Task goal
Transcribe the listing in full, excluding any pictures.

Provided records
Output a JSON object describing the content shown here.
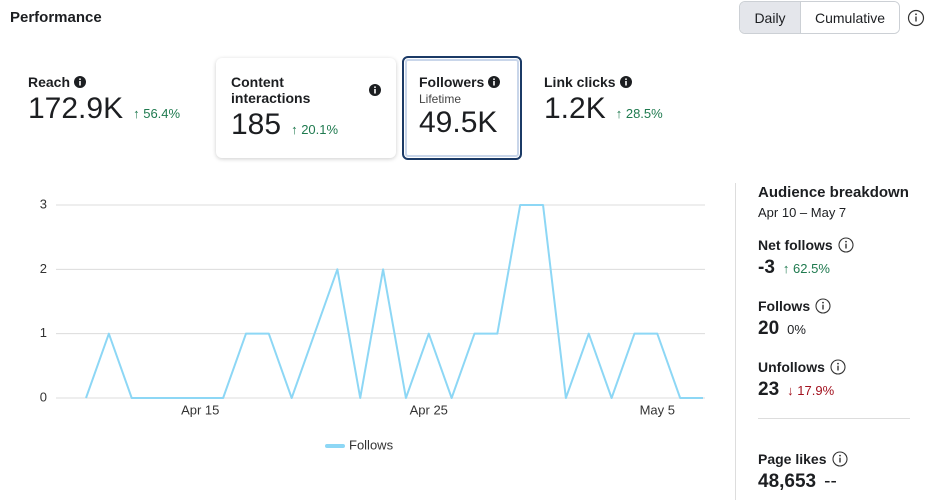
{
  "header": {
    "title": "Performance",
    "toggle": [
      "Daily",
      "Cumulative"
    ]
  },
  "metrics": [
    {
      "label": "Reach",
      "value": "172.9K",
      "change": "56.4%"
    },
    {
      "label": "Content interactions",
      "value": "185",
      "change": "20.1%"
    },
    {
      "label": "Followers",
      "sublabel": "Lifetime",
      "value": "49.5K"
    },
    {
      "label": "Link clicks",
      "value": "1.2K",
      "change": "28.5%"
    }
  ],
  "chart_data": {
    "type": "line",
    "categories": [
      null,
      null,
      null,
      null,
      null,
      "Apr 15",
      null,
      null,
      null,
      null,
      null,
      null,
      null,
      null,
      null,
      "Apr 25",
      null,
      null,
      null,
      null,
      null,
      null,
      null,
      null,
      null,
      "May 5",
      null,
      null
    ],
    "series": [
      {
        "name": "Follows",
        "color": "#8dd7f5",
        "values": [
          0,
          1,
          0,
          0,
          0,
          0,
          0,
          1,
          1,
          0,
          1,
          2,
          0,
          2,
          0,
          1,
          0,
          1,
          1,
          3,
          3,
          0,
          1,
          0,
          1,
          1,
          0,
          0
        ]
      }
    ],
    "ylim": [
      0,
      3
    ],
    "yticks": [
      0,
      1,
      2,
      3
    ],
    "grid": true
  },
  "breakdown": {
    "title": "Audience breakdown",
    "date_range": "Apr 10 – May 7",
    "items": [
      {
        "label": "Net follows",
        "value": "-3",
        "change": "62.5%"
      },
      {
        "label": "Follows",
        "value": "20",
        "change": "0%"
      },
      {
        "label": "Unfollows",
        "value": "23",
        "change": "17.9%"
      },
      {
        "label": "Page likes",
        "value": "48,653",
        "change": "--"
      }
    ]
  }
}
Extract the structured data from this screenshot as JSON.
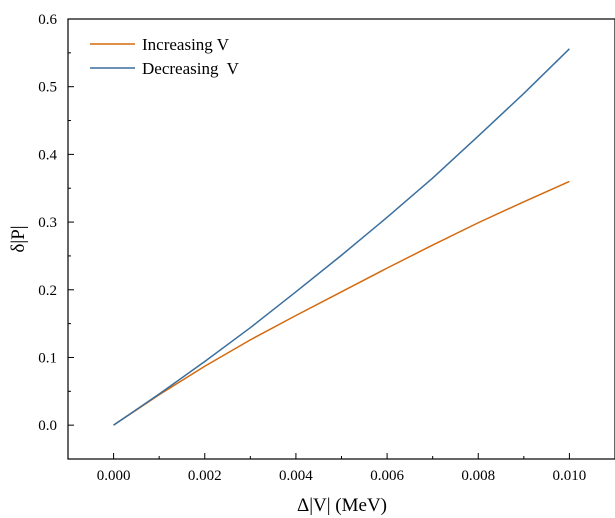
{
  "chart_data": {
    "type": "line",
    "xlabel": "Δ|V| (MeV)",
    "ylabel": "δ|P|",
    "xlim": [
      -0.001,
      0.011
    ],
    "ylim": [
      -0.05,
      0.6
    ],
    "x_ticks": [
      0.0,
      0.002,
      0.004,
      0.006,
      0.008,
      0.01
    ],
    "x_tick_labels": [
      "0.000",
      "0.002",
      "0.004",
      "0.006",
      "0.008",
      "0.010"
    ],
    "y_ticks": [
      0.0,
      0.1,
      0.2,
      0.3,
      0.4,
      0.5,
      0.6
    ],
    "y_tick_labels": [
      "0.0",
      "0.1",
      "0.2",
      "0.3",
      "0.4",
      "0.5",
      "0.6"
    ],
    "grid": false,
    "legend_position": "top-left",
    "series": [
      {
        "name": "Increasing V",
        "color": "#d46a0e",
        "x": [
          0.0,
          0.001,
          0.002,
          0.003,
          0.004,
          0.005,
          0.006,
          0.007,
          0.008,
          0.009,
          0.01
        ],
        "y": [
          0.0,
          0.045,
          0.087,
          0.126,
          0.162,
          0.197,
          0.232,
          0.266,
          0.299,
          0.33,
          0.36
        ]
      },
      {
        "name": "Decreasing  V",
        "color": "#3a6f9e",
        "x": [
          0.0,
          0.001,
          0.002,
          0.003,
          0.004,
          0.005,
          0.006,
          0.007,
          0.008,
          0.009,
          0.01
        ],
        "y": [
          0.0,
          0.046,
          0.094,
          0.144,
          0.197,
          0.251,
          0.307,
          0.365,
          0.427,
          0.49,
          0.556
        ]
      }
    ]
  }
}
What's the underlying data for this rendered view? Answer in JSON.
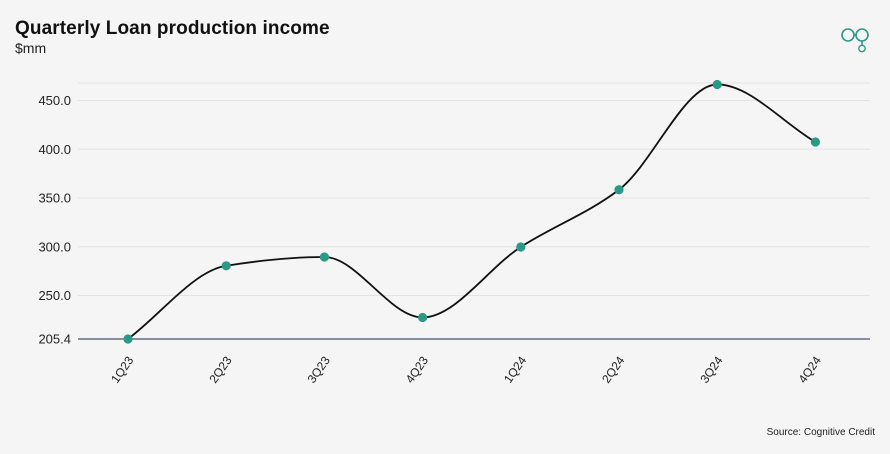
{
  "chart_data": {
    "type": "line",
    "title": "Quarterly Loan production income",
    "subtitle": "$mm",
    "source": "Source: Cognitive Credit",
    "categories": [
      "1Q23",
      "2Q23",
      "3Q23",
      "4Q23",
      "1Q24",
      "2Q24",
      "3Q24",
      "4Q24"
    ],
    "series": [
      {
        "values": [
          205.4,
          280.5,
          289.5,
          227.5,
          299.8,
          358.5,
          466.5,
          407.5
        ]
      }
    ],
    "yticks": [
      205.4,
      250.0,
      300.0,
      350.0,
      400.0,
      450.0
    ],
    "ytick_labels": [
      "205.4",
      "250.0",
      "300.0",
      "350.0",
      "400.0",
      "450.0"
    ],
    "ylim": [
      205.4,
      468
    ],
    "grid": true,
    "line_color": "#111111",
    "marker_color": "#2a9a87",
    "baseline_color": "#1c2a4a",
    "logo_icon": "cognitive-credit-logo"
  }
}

Exercise answer
Output a JSON object describing the content shown here.
{
  "header": {
    "title": "Performance",
    "toggle": [
      "Daily",
      "Cumulative"
    ]
  },
  "metrics": [
    {
      "label": "Reach",
      "value": "172.9K",
      "change": "56.4%"
    },
    {
      "label": "Content interactions",
      "value": "185",
      "change": "20.1%"
    },
    {
      "label": "Followers",
      "sublabel": "Lifetime",
      "value": "49.5K"
    },
    {
      "label": "Link clicks",
      "value": "1.2K",
      "change": "28.5%"
    }
  ],
  "chart_data": {
    "type": "line",
    "categories": [
      null,
      null,
      null,
      null,
      null,
      "Apr 15",
      null,
      null,
      null,
      null,
      null,
      null,
      null,
      null,
      null,
      "Apr 25",
      null,
      null,
      null,
      null,
      null,
      null,
      null,
      null,
      null,
      "May 5",
      null,
      null
    ],
    "series": [
      {
        "name": "Follows",
        "color": "#8dd7f5",
        "values": [
          0,
          1,
          0,
          0,
          0,
          0,
          0,
          1,
          1,
          0,
          1,
          2,
          0,
          2,
          0,
          1,
          0,
          1,
          1,
          3,
          3,
          0,
          1,
          0,
          1,
          1,
          0,
          0
        ]
      }
    ],
    "ylim": [
      0,
      3
    ],
    "yticks": [
      0,
      1,
      2,
      3
    ],
    "grid": true
  },
  "breakdown": {
    "title": "Audience breakdown",
    "date_range": "Apr 10 – May 7",
    "items": [
      {
        "label": "Net follows",
        "value": "-3",
        "change": "62.5%"
      },
      {
        "label": "Follows",
        "value": "20",
        "change": "0%"
      },
      {
        "label": "Unfollows",
        "value": "23",
        "change": "17.9%"
      },
      {
        "label": "Page likes",
        "value": "48,653",
        "change": "--"
      }
    ]
  }
}
Extract the structured data from this screenshot as JSON.
{
  "chart_data": {
    "type": "line",
    "xlabel": "Δ|V| (MeV)",
    "ylabel": "δ|P|",
    "xlim": [
      -0.001,
      0.011
    ],
    "ylim": [
      -0.05,
      0.6
    ],
    "x_ticks": [
      0.0,
      0.002,
      0.004,
      0.006,
      0.008,
      0.01
    ],
    "x_tick_labels": [
      "0.000",
      "0.002",
      "0.004",
      "0.006",
      "0.008",
      "0.010"
    ],
    "y_ticks": [
      0.0,
      0.1,
      0.2,
      0.3,
      0.4,
      0.5,
      0.6
    ],
    "y_tick_labels": [
      "0.0",
      "0.1",
      "0.2",
      "0.3",
      "0.4",
      "0.5",
      "0.6"
    ],
    "grid": false,
    "legend_position": "top-left",
    "series": [
      {
        "name": "Increasing V",
        "color": "#d46a0e",
        "x": [
          0.0,
          0.001,
          0.002,
          0.003,
          0.004,
          0.005,
          0.006,
          0.007,
          0.008,
          0.009,
          0.01
        ],
        "y": [
          0.0,
          0.045,
          0.087,
          0.126,
          0.162,
          0.197,
          0.232,
          0.266,
          0.299,
          0.33,
          0.36
        ]
      },
      {
        "name": "Decreasing  V",
        "color": "#3a6f9e",
        "x": [
          0.0,
          0.001,
          0.002,
          0.003,
          0.004,
          0.005,
          0.006,
          0.007,
          0.008,
          0.009,
          0.01
        ],
        "y": [
          0.0,
          0.046,
          0.094,
          0.144,
          0.197,
          0.251,
          0.307,
          0.365,
          0.427,
          0.49,
          0.556
        ]
      }
    ]
  }
}
What's the underlying data for this rendered view? Answer in JSON.
{
  "chart_data": {
    "type": "line",
    "title": "Quarterly Loan production income",
    "subtitle": "$mm",
    "source": "Source: Cognitive Credit",
    "categories": [
      "1Q23",
      "2Q23",
      "3Q23",
      "4Q23",
      "1Q24",
      "2Q24",
      "3Q24",
      "4Q24"
    ],
    "series": [
      {
        "values": [
          205.4,
          280.5,
          289.5,
          227.5,
          299.8,
          358.5,
          466.5,
          407.5
        ]
      }
    ],
    "yticks": [
      205.4,
      250.0,
      300.0,
      350.0,
      400.0,
      450.0
    ],
    "ytick_labels": [
      "205.4",
      "250.0",
      "300.0",
      "350.0",
      "400.0",
      "450.0"
    ],
    "ylim": [
      205.4,
      468
    ],
    "grid": true,
    "line_color": "#111111",
    "marker_color": "#2a9a87",
    "baseline_color": "#1c2a4a",
    "logo_icon": "cognitive-credit-logo"
  }
}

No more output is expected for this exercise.